[[ EXCERPT TO READ, beginning ]]

A better approach I found was to utilize the result["segments"]
which is naturally already broken up into pieces and we just need to construct it together
formatted_text = ""
for segment in result["segments"]:
text = segment["text"]
formatted_text += f'{text}\n'
And as before, passing formatted_text
to the .txt file. This could be condensed but we’ll be adding onto this in the next step.
5. Add Timestamps #
Since I wanted the ability to reference audio based on the transcript, I needed a way to add a timestamp. Fortunately this is available in our result["segments"]
if we specify the word_timestamps
argument
result = model.transcribe(file_path, fp16=torch.cuda.is_available(), word_timestamps=True)
formatted_text = ""
for segment in result["segments"]:
start = segment["start"]
end = segment["end"]
text = segment["text"]
formatted_text += f"[{format_timestamp(start)} --> {format_timestamp(end)}] {text}\n"
Here I am capturing the start and end of each segment (in seconds) and I added a format_timestamp function as well though if you were happy with just seconds you could forgo this.
def format_timestamp(seconds):
hours = int(seconds // 3600)
minutes = int((seconds % 3600) // 60)
seconds = int(seconds % 60)
return f"{hours:02}:{minutes:02}:{seconds:02}"
Now the .txt file for our test audio reads as:
[00:00:00 --> 00:00:07] This is simply a test of this external microphone attached to my mini micro
[00:00:07 --> 00:00:09] digital voice recorder.

[[ EXCERPT TO READ, end ]]

WHAT TO DO —
Could you copy the stretch of the timestamp excerpt from "seconds = int(seconds" through "digital voice recorder." word for word? Draw only on the timestamp excerpt, nothing beyond it.

[[ ENTRIES SHOWN, beginning ]]

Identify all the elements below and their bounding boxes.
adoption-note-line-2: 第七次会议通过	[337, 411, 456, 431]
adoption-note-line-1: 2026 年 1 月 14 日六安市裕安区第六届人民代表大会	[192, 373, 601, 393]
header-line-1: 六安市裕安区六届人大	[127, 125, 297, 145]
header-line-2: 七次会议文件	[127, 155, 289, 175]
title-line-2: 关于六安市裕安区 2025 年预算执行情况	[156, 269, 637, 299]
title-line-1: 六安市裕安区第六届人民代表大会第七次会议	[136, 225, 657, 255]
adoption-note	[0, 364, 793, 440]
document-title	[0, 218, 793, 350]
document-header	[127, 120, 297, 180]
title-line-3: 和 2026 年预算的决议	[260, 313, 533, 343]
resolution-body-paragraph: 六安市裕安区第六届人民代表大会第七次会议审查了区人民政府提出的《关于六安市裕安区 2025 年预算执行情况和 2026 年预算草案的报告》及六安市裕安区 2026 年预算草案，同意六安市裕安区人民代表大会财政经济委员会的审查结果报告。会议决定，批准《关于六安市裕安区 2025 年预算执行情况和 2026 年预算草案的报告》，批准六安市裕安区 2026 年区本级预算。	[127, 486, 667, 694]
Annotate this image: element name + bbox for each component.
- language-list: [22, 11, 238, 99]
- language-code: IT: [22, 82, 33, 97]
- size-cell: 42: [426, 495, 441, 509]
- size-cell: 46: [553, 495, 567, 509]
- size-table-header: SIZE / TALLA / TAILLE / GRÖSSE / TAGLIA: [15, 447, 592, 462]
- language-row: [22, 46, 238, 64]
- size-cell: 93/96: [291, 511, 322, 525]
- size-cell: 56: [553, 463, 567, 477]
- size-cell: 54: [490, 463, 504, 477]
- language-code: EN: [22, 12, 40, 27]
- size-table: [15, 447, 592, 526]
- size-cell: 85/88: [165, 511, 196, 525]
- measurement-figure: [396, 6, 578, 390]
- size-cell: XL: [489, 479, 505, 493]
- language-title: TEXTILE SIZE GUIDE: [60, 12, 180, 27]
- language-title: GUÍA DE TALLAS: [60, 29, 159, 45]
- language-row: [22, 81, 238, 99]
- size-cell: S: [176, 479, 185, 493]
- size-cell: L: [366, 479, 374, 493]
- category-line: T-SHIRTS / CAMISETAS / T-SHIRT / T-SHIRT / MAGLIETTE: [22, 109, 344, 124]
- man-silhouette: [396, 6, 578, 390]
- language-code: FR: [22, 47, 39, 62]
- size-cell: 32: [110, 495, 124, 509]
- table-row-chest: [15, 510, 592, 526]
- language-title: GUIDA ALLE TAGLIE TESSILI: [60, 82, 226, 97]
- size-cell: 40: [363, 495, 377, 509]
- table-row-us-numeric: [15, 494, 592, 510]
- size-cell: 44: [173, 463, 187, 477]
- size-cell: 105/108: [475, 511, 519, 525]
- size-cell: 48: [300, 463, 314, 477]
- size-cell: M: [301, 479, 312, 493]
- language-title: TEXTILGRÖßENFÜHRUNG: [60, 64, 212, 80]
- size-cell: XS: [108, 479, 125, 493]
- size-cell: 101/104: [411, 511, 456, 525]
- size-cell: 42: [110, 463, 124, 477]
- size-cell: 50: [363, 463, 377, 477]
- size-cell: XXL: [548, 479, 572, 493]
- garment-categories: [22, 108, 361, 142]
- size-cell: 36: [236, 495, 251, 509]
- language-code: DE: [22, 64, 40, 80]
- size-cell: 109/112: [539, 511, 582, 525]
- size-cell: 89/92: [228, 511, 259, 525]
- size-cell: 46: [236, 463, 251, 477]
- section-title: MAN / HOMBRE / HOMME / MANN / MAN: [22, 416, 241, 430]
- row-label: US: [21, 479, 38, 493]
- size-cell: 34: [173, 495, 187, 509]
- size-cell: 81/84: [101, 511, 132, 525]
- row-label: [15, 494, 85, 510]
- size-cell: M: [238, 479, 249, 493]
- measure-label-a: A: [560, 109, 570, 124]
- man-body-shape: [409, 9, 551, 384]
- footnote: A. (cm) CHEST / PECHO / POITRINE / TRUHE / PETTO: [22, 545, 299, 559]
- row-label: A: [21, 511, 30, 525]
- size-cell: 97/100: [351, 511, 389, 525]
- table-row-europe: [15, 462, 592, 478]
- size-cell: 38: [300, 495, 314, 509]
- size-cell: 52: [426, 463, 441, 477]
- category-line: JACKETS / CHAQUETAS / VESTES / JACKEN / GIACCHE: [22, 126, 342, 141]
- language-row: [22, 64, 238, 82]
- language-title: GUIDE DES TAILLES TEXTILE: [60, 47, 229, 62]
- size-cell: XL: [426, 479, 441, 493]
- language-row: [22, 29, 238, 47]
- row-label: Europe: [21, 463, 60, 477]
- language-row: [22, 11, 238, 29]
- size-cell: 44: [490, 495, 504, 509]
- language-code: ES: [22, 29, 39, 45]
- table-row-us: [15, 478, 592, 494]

[[ ENTRIES SHOWN, end ]]

RESULT BELOW —
seconds = int(seconds % 60)
return f"{hours:02}:{minutes:02}:{seconds:02}"
Now the .txt file for our test audio reads as:
[00:00:00 --> 00:00:07] This is simply a test of this external microphone attached to my mini micro
[00:00:07 --> 00:00:09] digital voice recorder.